AIM = All records below must be retyped exactly.

Items from a data source
■ ■ ■ ■ ■ ■ ■

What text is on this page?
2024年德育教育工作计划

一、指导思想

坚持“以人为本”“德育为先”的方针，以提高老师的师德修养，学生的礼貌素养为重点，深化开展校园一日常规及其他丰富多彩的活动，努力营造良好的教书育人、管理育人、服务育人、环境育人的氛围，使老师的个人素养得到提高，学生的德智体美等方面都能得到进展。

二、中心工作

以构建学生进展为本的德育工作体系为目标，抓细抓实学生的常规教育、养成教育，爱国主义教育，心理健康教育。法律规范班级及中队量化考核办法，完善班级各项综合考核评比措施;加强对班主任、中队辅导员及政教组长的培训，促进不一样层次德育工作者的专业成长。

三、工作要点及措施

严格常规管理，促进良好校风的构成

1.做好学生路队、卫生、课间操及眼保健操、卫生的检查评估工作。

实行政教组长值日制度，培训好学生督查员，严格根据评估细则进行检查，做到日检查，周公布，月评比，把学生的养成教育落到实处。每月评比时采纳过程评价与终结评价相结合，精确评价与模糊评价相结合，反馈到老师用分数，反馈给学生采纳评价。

■ ■ ■ ■ ■ ■ ■

RESPONSE =
What text is on this page?
2024年德育教育工作计划

一、指导思想

坚持“以人为本”“德育为先”的方针，以提高老师的师德修养，学生的礼貌素养为重点，深化开展校园一日常规及其他丰富多彩的活动，努力营造良好的教书育人、管理育人、服务育人、环境育人的氛围，使老师的个人素养得到提高，学生的德智体美等方面都能得到进展。

二、中心工作

以构建学生进展为本的德育工作体系为目标，抓细抓实学生的常规教育、养成教育，爱国主义教育，心理健康教育。法律规范班级及中队量化考核办法，完善班级各项综合考核评比措施;加强对班主任、中队辅导员及政教组长的培训，促进不一样层次德育工作者的专业成长。

三、工作要点及措施

严格常规管理，促进良好校风的构成

1.做好学生路队、卫生、课间操及眼保健操、卫生的检查评估工作。

实行政教组长值日制度，培训好学生督查员，严格根据评估细则进行检查，做到日检查，周公布，月评比，把学生的养成教育落到实处。每月评比时采纳过程评价与终结评价相结合，精确评价与模糊评价相结合，反馈到老师用分数，反馈给学生采纳评价。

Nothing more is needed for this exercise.